╭──

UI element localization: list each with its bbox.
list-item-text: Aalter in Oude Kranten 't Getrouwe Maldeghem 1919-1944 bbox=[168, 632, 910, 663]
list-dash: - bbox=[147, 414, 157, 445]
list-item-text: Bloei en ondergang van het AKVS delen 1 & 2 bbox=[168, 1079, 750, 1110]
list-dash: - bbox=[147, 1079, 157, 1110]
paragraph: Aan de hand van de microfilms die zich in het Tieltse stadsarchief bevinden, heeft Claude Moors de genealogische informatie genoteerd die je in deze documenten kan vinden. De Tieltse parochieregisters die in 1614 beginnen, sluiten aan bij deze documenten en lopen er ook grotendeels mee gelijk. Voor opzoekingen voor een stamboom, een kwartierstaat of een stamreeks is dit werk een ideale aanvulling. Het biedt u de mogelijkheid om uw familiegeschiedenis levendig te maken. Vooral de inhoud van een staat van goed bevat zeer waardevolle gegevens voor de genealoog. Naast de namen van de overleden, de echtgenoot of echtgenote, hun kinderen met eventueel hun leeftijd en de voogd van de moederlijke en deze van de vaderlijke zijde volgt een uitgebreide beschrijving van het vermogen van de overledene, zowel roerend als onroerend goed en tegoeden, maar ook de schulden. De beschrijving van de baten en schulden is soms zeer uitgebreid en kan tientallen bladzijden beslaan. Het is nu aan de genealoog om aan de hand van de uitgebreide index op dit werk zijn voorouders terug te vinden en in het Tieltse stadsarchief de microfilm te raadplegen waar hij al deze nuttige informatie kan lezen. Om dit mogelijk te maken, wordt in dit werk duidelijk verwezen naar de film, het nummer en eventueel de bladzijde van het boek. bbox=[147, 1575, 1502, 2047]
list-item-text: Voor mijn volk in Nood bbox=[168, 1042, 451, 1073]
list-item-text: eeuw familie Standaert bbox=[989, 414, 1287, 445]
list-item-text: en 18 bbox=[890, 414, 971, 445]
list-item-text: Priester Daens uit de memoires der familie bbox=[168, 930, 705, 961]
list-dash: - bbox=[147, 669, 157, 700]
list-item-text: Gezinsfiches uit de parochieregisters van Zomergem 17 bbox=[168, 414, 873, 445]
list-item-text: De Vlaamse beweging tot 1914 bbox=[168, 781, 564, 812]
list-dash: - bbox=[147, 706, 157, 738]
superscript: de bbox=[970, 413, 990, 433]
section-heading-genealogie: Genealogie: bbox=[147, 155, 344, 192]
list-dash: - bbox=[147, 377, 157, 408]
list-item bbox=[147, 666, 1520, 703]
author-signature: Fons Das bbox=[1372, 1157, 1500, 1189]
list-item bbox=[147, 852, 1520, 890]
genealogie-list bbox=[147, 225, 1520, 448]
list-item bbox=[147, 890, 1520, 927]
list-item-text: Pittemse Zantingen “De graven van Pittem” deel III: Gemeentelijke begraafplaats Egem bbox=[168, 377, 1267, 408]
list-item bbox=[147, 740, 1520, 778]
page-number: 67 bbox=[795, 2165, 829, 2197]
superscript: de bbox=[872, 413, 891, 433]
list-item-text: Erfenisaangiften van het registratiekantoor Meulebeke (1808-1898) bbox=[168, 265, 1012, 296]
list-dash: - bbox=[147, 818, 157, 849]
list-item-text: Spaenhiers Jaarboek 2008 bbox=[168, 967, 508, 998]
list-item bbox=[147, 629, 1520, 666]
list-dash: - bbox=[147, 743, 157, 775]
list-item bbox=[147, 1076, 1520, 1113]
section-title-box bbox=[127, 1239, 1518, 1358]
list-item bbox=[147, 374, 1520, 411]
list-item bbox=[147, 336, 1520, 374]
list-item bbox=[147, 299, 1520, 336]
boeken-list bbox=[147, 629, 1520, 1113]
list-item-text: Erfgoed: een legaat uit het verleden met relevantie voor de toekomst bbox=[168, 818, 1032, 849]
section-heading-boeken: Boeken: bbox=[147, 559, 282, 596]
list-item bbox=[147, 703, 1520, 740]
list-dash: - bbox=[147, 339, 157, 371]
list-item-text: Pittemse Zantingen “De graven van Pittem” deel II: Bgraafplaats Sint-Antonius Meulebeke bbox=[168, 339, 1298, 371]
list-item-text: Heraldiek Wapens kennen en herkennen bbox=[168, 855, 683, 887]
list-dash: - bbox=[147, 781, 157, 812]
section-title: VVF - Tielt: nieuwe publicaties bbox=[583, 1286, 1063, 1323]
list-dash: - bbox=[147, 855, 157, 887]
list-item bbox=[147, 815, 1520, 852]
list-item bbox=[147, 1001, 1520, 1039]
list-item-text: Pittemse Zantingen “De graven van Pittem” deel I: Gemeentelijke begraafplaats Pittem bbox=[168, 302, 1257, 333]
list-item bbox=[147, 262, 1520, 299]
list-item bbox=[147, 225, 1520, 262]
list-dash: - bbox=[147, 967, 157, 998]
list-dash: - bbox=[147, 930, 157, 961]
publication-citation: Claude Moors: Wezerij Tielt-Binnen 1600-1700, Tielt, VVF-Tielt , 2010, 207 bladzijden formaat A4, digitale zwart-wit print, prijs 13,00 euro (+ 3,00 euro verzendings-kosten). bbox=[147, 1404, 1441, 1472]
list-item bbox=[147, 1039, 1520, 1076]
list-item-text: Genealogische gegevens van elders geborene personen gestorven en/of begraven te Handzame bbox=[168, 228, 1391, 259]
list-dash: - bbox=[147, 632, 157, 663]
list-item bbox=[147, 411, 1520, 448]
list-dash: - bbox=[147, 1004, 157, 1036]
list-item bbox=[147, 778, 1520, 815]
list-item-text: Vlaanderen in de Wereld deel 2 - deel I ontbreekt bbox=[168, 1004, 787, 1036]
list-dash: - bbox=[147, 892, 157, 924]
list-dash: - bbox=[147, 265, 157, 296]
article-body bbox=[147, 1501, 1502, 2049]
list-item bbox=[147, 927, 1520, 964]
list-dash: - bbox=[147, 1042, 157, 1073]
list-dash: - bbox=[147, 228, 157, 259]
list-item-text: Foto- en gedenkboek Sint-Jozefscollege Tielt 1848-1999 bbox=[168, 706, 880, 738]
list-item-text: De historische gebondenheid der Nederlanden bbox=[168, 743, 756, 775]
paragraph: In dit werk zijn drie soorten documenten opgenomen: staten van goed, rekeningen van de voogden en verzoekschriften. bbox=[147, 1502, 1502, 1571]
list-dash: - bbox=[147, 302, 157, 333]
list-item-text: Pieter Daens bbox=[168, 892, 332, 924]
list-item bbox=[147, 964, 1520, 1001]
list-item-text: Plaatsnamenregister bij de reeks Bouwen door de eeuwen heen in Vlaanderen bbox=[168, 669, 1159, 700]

╰──
╭──

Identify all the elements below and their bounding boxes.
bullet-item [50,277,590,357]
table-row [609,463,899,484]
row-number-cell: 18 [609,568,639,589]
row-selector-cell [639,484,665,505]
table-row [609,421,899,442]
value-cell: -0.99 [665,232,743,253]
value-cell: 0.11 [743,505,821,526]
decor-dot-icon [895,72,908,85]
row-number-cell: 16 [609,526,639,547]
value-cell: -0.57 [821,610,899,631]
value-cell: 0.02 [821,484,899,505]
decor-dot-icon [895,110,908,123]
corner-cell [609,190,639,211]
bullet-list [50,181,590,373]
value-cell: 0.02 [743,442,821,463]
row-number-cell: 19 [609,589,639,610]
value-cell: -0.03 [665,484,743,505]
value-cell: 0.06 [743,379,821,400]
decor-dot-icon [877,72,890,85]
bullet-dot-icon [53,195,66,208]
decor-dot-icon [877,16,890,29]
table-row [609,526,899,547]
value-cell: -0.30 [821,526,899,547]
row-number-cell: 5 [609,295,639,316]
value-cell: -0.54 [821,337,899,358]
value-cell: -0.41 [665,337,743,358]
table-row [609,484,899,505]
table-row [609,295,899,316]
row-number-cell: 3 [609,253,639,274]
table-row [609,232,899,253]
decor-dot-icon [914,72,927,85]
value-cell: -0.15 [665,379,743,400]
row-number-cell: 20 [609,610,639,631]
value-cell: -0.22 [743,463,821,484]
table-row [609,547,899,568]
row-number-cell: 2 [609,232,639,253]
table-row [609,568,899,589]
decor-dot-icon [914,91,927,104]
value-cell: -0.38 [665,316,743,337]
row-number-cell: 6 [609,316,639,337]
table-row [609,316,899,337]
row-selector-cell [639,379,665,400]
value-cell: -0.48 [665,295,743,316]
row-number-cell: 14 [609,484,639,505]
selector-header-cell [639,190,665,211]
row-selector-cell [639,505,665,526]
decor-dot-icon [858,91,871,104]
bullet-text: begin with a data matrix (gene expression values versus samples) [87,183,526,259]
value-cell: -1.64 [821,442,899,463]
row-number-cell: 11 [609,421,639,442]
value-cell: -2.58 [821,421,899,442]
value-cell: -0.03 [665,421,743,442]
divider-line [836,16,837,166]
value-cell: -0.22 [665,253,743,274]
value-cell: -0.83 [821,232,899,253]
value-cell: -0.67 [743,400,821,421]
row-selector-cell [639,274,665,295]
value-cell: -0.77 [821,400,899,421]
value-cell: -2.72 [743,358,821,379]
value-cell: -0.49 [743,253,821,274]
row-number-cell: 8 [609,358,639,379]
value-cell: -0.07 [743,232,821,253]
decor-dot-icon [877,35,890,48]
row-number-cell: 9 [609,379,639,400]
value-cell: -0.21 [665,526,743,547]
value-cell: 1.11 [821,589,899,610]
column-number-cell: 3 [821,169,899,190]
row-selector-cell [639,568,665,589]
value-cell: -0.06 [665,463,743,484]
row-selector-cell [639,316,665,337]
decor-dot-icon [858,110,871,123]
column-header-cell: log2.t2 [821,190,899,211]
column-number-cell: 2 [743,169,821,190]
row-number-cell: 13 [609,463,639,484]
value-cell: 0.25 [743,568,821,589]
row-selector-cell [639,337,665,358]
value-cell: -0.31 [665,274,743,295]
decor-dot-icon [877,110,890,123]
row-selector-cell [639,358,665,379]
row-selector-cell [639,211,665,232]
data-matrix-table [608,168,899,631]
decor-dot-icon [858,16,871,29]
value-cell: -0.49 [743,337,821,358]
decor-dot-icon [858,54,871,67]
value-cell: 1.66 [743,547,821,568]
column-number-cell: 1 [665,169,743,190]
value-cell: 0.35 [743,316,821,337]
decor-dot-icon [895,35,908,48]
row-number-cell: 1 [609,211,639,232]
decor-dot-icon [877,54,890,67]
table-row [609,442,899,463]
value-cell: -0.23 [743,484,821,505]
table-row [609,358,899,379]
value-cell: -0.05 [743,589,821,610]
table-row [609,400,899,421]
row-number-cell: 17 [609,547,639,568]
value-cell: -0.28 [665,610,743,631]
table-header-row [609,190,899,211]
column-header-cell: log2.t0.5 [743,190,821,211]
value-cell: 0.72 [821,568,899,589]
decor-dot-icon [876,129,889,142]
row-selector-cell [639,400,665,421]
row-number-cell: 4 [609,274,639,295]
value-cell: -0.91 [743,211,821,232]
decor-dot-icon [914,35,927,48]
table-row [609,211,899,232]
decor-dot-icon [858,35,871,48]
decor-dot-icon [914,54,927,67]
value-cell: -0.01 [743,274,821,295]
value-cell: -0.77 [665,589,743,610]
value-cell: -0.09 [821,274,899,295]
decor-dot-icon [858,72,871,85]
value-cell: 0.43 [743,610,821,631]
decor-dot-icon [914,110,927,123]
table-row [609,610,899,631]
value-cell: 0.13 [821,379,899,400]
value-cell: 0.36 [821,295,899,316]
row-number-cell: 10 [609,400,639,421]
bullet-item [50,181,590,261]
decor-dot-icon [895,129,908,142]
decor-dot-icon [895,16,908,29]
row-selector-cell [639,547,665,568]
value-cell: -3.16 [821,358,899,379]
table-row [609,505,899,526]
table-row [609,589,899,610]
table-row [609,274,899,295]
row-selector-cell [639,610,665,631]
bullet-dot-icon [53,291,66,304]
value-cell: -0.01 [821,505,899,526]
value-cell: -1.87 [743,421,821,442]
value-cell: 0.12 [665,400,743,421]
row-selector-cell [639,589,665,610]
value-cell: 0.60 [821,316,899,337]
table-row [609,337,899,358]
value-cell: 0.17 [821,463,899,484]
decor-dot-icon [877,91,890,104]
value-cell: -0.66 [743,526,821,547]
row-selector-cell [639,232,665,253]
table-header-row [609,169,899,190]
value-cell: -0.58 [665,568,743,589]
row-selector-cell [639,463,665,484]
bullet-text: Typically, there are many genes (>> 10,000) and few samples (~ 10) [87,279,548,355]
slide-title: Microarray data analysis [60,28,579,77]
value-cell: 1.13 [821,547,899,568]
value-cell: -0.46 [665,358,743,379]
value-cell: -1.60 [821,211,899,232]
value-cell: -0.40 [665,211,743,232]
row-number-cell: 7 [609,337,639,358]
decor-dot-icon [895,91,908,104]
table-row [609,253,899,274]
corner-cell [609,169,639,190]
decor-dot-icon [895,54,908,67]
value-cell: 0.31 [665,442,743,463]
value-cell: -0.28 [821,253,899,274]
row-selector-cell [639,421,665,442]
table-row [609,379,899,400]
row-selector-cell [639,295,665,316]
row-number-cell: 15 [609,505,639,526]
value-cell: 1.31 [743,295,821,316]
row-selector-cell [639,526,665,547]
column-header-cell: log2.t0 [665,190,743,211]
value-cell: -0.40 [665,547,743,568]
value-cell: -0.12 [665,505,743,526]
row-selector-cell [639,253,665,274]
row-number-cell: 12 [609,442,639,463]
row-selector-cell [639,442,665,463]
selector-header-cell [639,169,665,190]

╰──

(Exercise objective) Some of the data mentions "begraafplaats". Copy every line where it does.

(Result of the task)
list-item-text: Pittemse Zantingen “De graven van Pittem” deel III: Gemeentelijke begraafplaats Egem bbox=[168, 377, 1267, 408]
list-item-text: Pittemse Zantingen “De graven van Pittem” deel I: Gemeentelijke begraafplaats Pittem bbox=[168, 302, 1257, 333]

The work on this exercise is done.